* _Data records_:
+--
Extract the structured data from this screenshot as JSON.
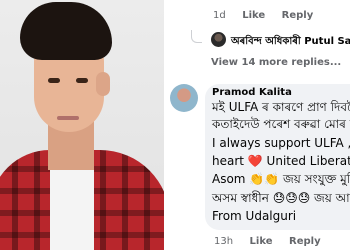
{
  "thread": {
    "top_meta": {
      "time": "1d",
      "like": "Like",
      "reply": "Reply"
    },
    "reply_preview": {
      "author": "অৰবিন্দ অধিকাৰী Putul Sa"
    },
    "view_more": "View 14 more replies..."
  },
  "comment": {
    "author": "Pramod Kalita",
    "lines": [
      "মই ULFA ৰ কাৰণে প্ৰাণ দিবলৈ",
      "কতাইদেউ পৰেশ বৰুৱা মোৰ জী",
      "I always support ULFA ,,, lo",
      "heart ❤️ United Liberation",
      "Asom 👏👏 জয় সংযুক্ত মুক্তি",
      "অসম স্বাধীন 😓😓😓 জয় আই",
      "From Udalguri"
    ],
    "meta": {
      "time": "13h",
      "like": "Like",
      "reply": "Reply"
    }
  }
}
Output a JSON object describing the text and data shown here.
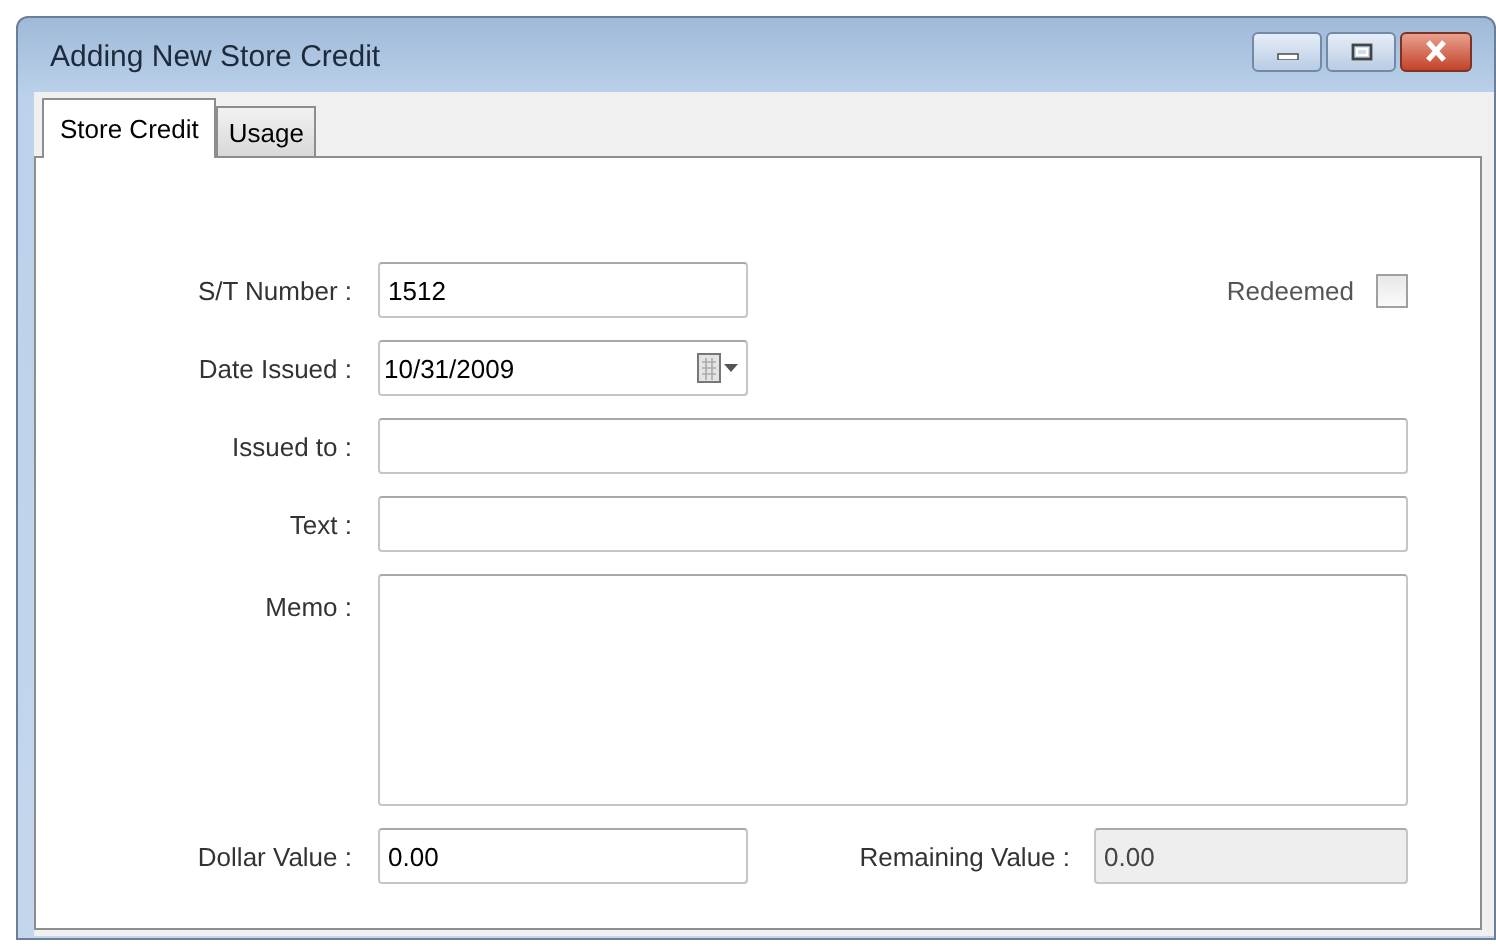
{
  "window": {
    "title": "Adding New Store Credit"
  },
  "tabs": [
    {
      "label": "Store Credit",
      "selected": true
    },
    {
      "label": "Usage",
      "selected": false
    }
  ],
  "form": {
    "st_number": {
      "label": "S/T Number :",
      "value": "1512"
    },
    "redeemed": {
      "label": "Redeemed",
      "checked": false
    },
    "date_issued": {
      "label": "Date Issued :",
      "value": "10/31/2009"
    },
    "issued_to": {
      "label": "Issued to :"
    },
    "text": {
      "label": "Text :"
    },
    "memo": {
      "label": "Memo :"
    },
    "dollar_value": {
      "label": "Dollar Value :",
      "value": "0.00"
    },
    "remaining_value": {
      "label": "Remaining Value :",
      "value": "0.00",
      "disabled": true
    }
  }
}
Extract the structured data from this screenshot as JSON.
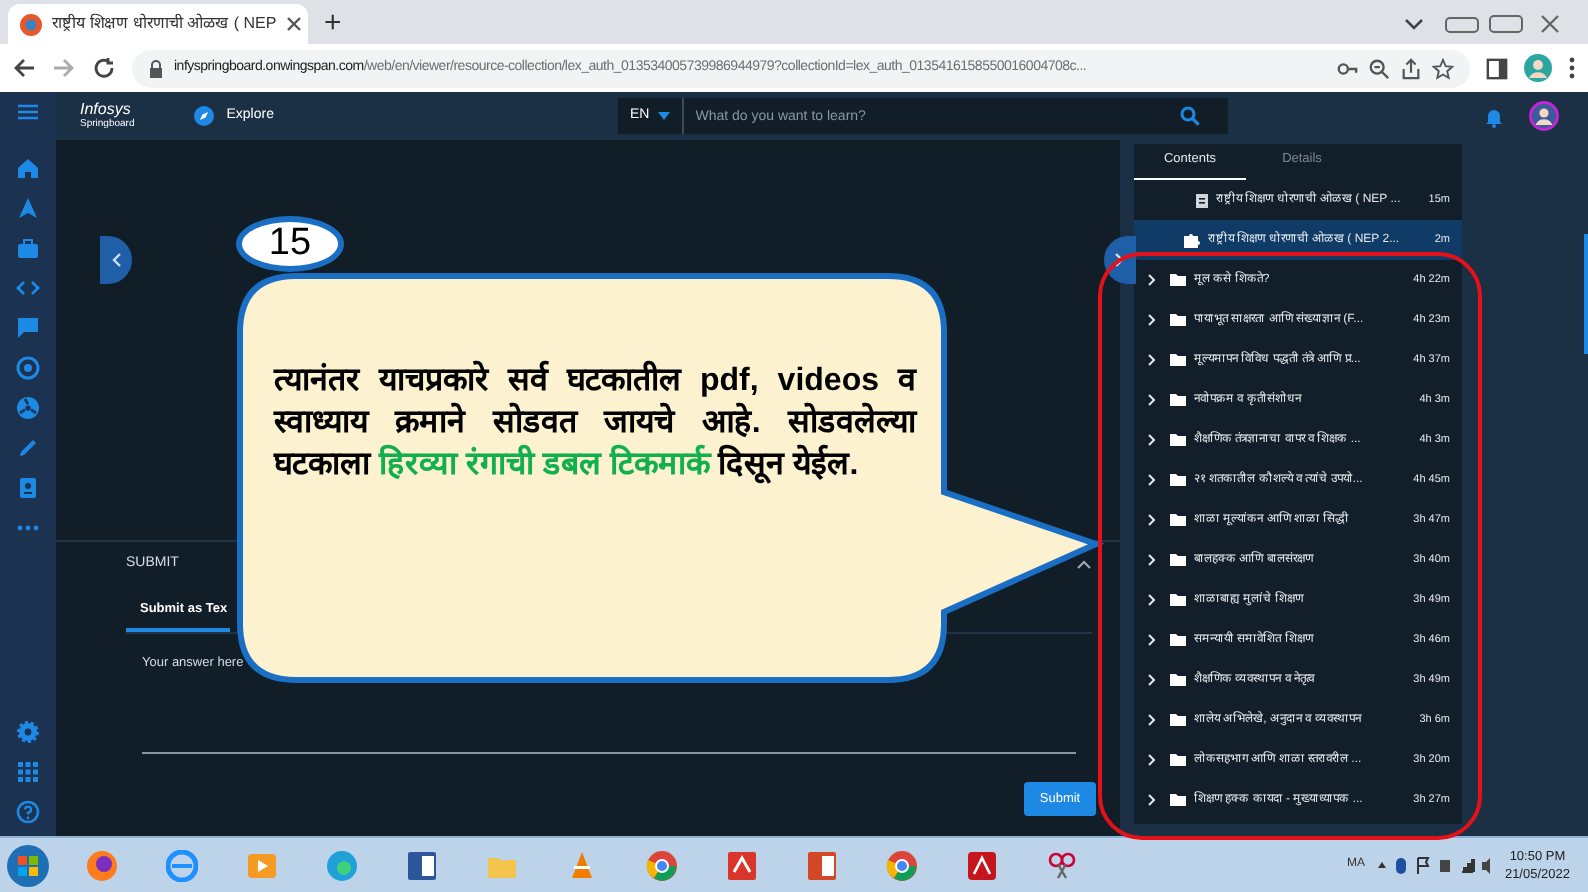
{
  "browser": {
    "tab_title": "राष्ट्रीय शिक्षण धोरणाची ओळख ( NEP",
    "new_tab": "+",
    "url_host": "infyspringboard.onwingspan.com",
    "url_path": "/web/en/viewer/resource-collection/lex_auth_013534005739986944979?collectionId=lex_auth_0135416158550016004708c..."
  },
  "header": {
    "logo_line_1": "Infosys",
    "logo_line_2": "Springboard",
    "explore": "Explore",
    "language": "EN",
    "search_placeholder": "What do you want to learn?"
  },
  "contents_panel": {
    "tabs": [
      {
        "label": "Contents",
        "selected": true
      },
      {
        "label": "Details",
        "selected": false
      }
    ],
    "items": [
      {
        "kind": "document",
        "title": "राष्ट्रीय शिक्षण धोरणाची ओळख ( NEP ...",
        "duration": "15m",
        "selected": false
      },
      {
        "kind": "puzzle",
        "title": "राष्ट्रीय शिक्षण धोरणाची ओळख ( NEP 2...",
        "duration": "2m",
        "selected": true
      },
      {
        "kind": "folder",
        "title": "मूल कसे शिकते?",
        "duration": "4h 22m",
        "selected": false
      },
      {
        "kind": "folder",
        "title": "पायाभूत साक्षरता आणि संख्याज्ञान (F...",
        "duration": "4h 23m",
        "selected": false
      },
      {
        "kind": "folder",
        "title": "मूल्यमापन विविध पद्धती तंत्रे आणि प्र...",
        "duration": "4h 37m",
        "selected": false
      },
      {
        "kind": "folder",
        "title": "नवोपक्रम व कृतीसंशोधन",
        "duration": "4h 3m",
        "selected": false
      },
      {
        "kind": "folder",
        "title": "शैक्षणिक तंत्रज्ञानाचा वापर व शिक्षक ...",
        "duration": "4h 3m",
        "selected": false
      },
      {
        "kind": "folder",
        "title": "२१ शतकातील कौशल्ये व त्यांचे उपयो...",
        "duration": "4h 45m",
        "selected": false
      },
      {
        "kind": "folder",
        "title": "शाळा मूल्यांकन आणि शाळा सिद्धी",
        "duration": "3h 47m",
        "selected": false
      },
      {
        "kind": "folder",
        "title": "बालहक्क आणि बालसंरक्षण",
        "duration": "3h 40m",
        "selected": false
      },
      {
        "kind": "folder",
        "title": "शाळाबाह्य मुलांचे शिक्षण",
        "duration": "3h 49m",
        "selected": false
      },
      {
        "kind": "folder",
        "title": "समन्यायी समावेशित शिक्षण",
        "duration": "3h 46m",
        "selected": false
      },
      {
        "kind": "folder",
        "title": "शैक्षणिक व्यवस्थापन व नेतृत्व",
        "duration": "3h 49m",
        "selected": false
      },
      {
        "kind": "folder",
        "title": "शालेय अभिलेखे, अनुदान व व्यवस्थापन",
        "duration": "3h 6m",
        "selected": false
      },
      {
        "kind": "folder",
        "title": "लोकसहभाग आणि शाळा स्तरावरील ...",
        "duration": "3h 20m",
        "selected": false
      },
      {
        "kind": "folder",
        "title": "शिक्षण हक्क कायदा - मुख्याध्यापक ...",
        "duration": "3h 27m",
        "selected": false
      }
    ]
  },
  "submit": {
    "heading": "SUBMIT",
    "tabs": [
      {
        "label": "Submit as Tex",
        "selected": true
      }
    ],
    "placeholder": "Your answer here",
    "button": "Submit"
  },
  "callout": {
    "number": "15",
    "parts": [
      {
        "text": "त्यानंतर याचप्रकारे सर्व घटकातील pdf, videos व स्वाध्याय क्रमाने सोडवत जायचे आहे. सोडवलेल्या घटकाला ",
        "highlight": false
      },
      {
        "text": "हिरव्या रंगाची डबल टिकमार्क",
        "highlight": true
      },
      {
        "text": " दिसून येईल.",
        "highlight": false
      }
    ]
  },
  "taskbar": {
    "language": "MA",
    "time": "10:50 PM",
    "date": "21/05/2022"
  }
}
+--
* _THE PROBLEM_:
Pictures are excluded; copy every other part of the records exactly.

* _OUTPUT FOR THIS TASK_:
Extract the structured data from this screenshot as JSON.
{
  "thread": {
    "top_meta": {
      "time": "1d",
      "like": "Like",
      "reply": "Reply"
    },
    "reply_preview": {
      "author": "অৰবিন্দ অধিকাৰী Putul Sa"
    },
    "view_more": "View 14 more replies..."
  },
  "comment": {
    "author": "Pramod Kalita",
    "lines": [
      "মই ULFA ৰ কাৰণে প্ৰাণ দিবলৈ",
      "কতাইদেউ পৰেশ বৰুৱা মোৰ জী",
      "I always support ULFA ,,, lo",
      "heart ❤️ United Liberation",
      "Asom 👏👏 জয় সংযুক্ত মুক্তি",
      "অসম স্বাধীন 😓😓😓 জয় আই",
      "From Udalguri"
    ],
    "meta": {
      "time": "13h",
      "like": "Like",
      "reply": "Reply"
    }
  }
}
Output a JSON object describing the text and data shown here.
{
  "window": {
    "title": "Adding New Store Credit"
  },
  "tabs": [
    {
      "label": "Store Credit",
      "selected": true
    },
    {
      "label": "Usage",
      "selected": false
    }
  ],
  "form": {
    "st_number": {
      "label": "S/T Number :",
      "value": "1512"
    },
    "redeemed": {
      "label": "Redeemed",
      "checked": false
    },
    "date_issued": {
      "label": "Date Issued :",
      "value": "10/31/2009"
    },
    "issued_to": {
      "label": "Issued to :"
    },
    "text": {
      "label": "Text :"
    },
    "memo": {
      "label": "Memo :"
    },
    "dollar_value": {
      "label": "Dollar Value :",
      "value": "0.00"
    },
    "remaining_value": {
      "label": "Remaining Value :",
      "value": "0.00",
      "disabled": true
    }
  }
}
Extract the structured data from this screenshot as JSON.
{
  "browser": {
    "tab_title": "राष्ट्रीय शिक्षण धोरणाची ओळख ( NEP",
    "new_tab": "+",
    "url_host": "infyspringboard.onwingspan.com",
    "url_path": "/web/en/viewer/resource-collection/lex_auth_013534005739986944979?collectionId=lex_auth_0135416158550016004708c..."
  },
  "header": {
    "logo_line_1": "Infosys",
    "logo_line_2": "Springboard",
    "explore": "Explore",
    "language": "EN",
    "search_placeholder": "What do you want to learn?"
  },
  "contents_panel": {
    "tabs": [
      {
        "label": "Contents",
        "selected": true
      },
      {
        "label": "Details",
        "selected": false
      }
    ],
    "items": [
      {
        "kind": "document",
        "title": "राष्ट्रीय शिक्षण धोरणाची ओळख ( NEP ...",
        "duration": "15m",
        "selected": false
      },
      {
        "kind": "puzzle",
        "title": "राष्ट्रीय शिक्षण धोरणाची ओळख ( NEP 2...",
        "duration": "2m",
        "selected": true
      },
      {
        "kind": "folder",
        "title": "मूल कसे शिकते?",
        "duration": "4h 22m",
        "selected": false
      },
      {
        "kind": "folder",
        "title": "पायाभूत साक्षरता आणि संख्याज्ञान (F...",
        "duration": "4h 23m",
        "selected": false
      },
      {
        "kind": "folder",
        "title": "मूल्यमापन विविध पद्धती तंत्रे आणि प्र...",
        "duration": "4h 37m",
        "selected": false
      },
      {
        "kind": "folder",
        "title": "नवोपक्रम व कृतीसंशोधन",
        "duration": "4h 3m",
        "selected": false
      },
      {
        "kind": "folder",
        "title": "शैक्षणिक तंत्रज्ञानाचा वापर व शिक्षक ...",
        "duration": "4h 3m",
        "selected": false
      },
      {
        "kind": "folder",
        "title": "२१ शतकातील कौशल्ये व त्यांचे उपयो...",
        "duration": "4h 45m",
        "selected": false
      },
      {
        "kind": "folder",
        "title": "शाळा मूल्यांकन आणि शाळा सिद्धी",
        "duration": "3h 47m",
        "selected": false
      },
      {
        "kind": "folder",
        "title": "बालहक्क आणि बालसंरक्षण",
        "duration": "3h 40m",
        "selected": false
      },
      {
        "kind": "folder",
        "title": "शाळाबाह्य मुलांचे शिक्षण",
        "duration": "3h 49m",
        "selected": false
      },
      {
        "kind": "folder",
        "title": "समन्यायी समावेशित शिक्षण",
        "duration": "3h 46m",
        "selected": false
      },
      {
        "kind": "folder",
        "title": "शैक्षणिक व्यवस्थापन व नेतृत्व",
        "duration": "3h 49m",
        "selected": false
      },
      {
        "kind": "folder",
        "title": "शालेय अभिलेखे, अनुदान व व्यवस्थापन",
        "duration": "3h 6m",
        "selected": false
      },
      {
        "kind": "folder",
        "title": "लोकसहभाग आणि शाळा स्तरावरील ...",
        "duration": "3h 20m",
        "selected": false
      },
      {
        "kind": "folder",
        "title": "शिक्षण हक्क कायदा - मुख्याध्यापक ...",
        "duration": "3h 27m",
        "selected": false
      }
    ]
  },
  "submit": {
    "heading": "SUBMIT",
    "tabs": [
      {
        "label": "Submit as Tex",
        "selected": true
      }
    ],
    "placeholder": "Your answer here",
    "button": "Submit"
  },
  "callout": {
    "number": "15",
    "parts": [
      {
        "text": "त्यानंतर याचप्रकारे सर्व घटकातील pdf, videos व स्वाध्याय क्रमाने सोडवत जायचे आहे. सोडवलेल्या घटकाला ",
        "highlight": false
      },
      {
        "text": "हिरव्या रंगाची डबल टिकमार्क",
        "highlight": true
      },
      {
        "text": " दिसून येईल.",
        "highlight": false
      }
    ]
  },
  "taskbar": {
    "language": "MA",
    "time": "10:50 PM",
    "date": "21/05/2022"
  }
}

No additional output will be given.